#### [TASK DETAILS]
Read through the entries below and return each line with the word "parts".

#### [ITEMS]
········
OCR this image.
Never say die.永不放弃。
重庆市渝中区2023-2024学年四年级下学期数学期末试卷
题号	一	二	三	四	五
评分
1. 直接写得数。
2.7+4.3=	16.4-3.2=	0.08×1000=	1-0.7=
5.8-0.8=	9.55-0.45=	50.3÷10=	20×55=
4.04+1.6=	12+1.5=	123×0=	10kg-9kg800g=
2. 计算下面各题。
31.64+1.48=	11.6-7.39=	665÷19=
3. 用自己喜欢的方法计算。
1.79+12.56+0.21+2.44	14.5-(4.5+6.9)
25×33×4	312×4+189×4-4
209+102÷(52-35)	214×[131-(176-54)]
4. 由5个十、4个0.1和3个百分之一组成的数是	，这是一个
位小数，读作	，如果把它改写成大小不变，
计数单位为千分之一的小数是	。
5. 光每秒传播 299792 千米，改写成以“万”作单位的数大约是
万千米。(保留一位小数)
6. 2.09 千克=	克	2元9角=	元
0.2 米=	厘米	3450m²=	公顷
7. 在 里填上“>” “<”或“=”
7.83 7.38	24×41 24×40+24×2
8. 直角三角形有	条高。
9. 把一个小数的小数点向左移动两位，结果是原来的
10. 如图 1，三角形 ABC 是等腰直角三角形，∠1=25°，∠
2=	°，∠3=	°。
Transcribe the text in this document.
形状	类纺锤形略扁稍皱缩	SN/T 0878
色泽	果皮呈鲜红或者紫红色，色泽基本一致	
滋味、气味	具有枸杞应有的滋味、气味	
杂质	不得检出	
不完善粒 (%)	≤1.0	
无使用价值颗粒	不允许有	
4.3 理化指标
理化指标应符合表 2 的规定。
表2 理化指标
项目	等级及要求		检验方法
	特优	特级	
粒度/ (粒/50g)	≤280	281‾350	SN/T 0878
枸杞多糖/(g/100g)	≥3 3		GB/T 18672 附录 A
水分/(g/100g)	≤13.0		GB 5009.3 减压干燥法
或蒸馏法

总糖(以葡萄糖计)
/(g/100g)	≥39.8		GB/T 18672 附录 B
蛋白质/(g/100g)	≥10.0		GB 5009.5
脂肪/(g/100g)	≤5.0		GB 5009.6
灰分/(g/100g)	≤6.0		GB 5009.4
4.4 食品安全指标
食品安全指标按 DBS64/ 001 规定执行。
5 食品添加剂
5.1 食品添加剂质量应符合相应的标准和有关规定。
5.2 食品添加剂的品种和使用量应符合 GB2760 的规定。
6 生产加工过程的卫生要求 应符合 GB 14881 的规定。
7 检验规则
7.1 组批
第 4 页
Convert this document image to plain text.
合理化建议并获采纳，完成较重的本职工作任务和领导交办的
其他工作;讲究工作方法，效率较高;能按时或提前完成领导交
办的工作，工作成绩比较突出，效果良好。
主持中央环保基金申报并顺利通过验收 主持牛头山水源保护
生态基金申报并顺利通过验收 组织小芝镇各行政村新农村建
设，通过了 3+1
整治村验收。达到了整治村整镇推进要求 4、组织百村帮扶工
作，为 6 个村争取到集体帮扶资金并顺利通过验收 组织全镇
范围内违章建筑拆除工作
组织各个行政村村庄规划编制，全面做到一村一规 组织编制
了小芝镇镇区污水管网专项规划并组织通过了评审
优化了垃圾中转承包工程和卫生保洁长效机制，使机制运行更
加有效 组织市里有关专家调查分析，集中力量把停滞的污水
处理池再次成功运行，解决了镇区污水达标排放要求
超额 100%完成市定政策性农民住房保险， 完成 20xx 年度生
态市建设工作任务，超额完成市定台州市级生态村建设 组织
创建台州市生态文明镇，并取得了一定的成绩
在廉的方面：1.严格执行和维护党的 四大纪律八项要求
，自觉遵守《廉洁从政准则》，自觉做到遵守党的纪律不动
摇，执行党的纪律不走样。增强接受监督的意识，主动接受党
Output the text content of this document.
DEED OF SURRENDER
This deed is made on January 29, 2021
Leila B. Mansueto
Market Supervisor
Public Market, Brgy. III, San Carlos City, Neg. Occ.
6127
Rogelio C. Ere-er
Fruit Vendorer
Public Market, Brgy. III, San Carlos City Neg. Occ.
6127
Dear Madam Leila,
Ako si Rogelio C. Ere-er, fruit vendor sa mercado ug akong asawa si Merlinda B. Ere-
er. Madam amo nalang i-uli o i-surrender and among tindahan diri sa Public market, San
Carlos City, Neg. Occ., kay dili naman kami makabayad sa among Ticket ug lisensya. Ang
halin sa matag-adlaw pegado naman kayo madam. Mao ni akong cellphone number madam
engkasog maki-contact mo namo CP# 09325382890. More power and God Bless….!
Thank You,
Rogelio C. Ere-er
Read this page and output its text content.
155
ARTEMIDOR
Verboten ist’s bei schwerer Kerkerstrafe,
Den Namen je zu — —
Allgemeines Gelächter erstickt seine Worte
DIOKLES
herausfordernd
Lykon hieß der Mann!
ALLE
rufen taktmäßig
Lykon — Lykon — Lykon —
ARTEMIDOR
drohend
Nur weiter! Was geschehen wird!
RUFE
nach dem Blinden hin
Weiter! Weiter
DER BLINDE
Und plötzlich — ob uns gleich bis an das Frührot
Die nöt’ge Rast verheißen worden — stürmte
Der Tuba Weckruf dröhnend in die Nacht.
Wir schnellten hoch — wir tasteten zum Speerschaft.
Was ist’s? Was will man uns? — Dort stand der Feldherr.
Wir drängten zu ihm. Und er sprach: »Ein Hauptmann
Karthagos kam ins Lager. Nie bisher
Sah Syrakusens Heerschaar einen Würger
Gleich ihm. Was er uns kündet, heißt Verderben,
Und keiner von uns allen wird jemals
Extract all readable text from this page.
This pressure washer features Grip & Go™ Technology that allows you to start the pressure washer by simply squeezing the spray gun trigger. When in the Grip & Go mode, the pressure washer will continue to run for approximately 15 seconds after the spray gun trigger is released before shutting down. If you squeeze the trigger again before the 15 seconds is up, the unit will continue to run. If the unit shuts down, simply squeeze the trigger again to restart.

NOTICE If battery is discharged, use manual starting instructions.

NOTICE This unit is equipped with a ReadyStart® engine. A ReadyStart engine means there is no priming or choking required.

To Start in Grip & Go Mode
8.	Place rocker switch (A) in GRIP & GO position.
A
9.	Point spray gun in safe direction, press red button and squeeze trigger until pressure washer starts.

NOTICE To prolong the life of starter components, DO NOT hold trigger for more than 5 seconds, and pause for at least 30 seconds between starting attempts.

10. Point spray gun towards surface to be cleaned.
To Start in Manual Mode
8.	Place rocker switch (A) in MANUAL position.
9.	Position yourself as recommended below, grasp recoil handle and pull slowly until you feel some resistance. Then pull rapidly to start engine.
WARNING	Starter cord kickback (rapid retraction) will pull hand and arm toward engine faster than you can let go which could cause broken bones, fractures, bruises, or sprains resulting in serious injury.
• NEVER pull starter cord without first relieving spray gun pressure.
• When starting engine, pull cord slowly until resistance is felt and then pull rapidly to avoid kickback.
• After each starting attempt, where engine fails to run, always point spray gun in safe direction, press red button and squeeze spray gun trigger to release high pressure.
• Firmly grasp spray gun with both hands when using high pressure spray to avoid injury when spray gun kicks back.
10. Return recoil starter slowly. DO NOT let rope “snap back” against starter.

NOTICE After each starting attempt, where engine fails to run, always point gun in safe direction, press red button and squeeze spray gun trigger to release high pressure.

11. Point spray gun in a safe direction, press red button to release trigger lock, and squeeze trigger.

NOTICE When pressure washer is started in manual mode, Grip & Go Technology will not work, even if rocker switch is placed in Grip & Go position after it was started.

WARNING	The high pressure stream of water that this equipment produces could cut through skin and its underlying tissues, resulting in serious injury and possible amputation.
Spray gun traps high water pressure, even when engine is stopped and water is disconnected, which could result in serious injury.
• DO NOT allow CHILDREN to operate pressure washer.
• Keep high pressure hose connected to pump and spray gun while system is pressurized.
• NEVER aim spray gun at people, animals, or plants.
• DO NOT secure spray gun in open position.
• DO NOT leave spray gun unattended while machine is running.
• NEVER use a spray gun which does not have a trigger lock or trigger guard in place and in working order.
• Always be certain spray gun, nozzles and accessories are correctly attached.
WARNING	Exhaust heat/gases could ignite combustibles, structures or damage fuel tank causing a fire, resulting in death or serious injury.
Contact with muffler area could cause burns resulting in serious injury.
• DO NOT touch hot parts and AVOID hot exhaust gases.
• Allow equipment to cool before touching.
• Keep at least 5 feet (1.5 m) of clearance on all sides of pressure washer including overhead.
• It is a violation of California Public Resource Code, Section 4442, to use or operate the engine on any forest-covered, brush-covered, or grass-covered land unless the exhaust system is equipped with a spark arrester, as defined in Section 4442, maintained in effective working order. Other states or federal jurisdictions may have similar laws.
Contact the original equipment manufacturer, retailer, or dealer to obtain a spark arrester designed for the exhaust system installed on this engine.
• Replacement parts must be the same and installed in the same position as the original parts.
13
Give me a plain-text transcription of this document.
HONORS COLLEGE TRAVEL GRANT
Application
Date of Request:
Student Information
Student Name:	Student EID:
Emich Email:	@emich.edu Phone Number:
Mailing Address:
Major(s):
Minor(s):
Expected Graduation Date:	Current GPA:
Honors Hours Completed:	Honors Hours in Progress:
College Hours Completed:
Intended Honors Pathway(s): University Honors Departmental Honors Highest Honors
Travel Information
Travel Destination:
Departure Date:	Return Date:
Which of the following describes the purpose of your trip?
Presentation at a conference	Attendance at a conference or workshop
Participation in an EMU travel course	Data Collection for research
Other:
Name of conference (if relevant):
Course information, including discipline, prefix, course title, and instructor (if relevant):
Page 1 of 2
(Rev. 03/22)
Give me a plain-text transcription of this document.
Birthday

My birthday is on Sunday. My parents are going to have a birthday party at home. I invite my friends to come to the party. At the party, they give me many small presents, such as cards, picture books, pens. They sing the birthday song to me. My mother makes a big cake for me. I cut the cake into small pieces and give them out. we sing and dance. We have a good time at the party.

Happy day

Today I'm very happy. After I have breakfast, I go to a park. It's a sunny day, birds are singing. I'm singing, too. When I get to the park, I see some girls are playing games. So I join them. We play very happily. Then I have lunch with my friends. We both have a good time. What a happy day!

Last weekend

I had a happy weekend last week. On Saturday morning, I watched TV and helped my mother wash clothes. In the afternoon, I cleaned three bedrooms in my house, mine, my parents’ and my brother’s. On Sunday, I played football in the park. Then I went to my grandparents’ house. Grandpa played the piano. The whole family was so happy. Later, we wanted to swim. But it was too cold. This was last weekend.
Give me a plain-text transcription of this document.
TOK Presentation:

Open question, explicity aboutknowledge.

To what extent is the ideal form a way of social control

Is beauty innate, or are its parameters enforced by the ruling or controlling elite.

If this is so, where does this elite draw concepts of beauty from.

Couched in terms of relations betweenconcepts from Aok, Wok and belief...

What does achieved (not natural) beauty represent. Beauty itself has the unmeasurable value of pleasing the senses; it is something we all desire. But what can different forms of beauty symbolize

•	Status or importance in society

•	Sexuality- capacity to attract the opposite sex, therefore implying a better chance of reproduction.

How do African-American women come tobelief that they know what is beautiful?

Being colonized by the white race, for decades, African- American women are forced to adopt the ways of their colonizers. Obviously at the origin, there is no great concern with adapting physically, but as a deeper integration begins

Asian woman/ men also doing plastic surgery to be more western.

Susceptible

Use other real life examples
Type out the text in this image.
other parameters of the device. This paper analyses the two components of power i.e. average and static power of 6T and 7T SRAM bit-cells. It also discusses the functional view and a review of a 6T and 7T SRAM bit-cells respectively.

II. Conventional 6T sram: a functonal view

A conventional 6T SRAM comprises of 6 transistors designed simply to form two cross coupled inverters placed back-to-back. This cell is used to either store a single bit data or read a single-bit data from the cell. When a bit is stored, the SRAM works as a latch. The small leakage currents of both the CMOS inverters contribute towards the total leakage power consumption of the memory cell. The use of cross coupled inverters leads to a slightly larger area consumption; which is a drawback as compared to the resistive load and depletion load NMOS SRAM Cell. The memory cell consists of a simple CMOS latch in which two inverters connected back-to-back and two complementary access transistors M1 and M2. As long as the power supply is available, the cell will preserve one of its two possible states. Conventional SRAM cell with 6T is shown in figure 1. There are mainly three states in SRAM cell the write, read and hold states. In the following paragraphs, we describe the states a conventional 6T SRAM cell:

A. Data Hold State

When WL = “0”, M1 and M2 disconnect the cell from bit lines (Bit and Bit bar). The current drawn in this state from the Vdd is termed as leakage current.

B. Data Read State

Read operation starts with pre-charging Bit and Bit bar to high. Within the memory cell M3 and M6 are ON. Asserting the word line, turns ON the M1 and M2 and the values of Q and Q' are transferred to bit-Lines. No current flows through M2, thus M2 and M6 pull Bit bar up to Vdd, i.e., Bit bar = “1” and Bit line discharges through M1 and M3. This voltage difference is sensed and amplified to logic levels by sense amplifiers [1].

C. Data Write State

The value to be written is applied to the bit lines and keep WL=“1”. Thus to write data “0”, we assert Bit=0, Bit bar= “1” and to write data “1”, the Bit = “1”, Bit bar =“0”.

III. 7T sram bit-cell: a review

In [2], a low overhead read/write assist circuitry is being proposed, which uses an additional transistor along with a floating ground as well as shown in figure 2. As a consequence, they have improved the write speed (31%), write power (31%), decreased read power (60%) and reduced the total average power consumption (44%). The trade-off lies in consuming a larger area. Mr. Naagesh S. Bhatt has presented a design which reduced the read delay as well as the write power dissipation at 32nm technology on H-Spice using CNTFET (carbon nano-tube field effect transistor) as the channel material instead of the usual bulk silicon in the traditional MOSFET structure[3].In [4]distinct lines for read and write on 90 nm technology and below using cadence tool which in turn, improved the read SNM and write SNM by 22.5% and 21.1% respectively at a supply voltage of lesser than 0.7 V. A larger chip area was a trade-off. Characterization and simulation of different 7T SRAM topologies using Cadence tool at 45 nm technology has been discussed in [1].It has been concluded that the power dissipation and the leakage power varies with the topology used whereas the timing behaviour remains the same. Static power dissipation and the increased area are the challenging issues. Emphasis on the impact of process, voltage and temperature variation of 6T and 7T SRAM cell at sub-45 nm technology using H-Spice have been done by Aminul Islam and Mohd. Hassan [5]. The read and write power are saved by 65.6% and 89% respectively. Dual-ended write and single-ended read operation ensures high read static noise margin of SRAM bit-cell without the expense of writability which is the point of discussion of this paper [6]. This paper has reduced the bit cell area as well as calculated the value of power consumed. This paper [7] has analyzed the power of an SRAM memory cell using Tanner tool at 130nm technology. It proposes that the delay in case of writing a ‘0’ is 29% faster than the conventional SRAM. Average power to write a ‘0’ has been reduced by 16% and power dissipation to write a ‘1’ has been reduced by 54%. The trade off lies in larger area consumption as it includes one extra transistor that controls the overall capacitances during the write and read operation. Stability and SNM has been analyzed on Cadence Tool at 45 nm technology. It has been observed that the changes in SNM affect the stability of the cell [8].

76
········
#### [ANSWER TO THIS PROBLEM]
• DO NOT touch hot parts and AVOID hot exhaust gases.
• Replacement parts must be the same and installed in the same position as the original parts.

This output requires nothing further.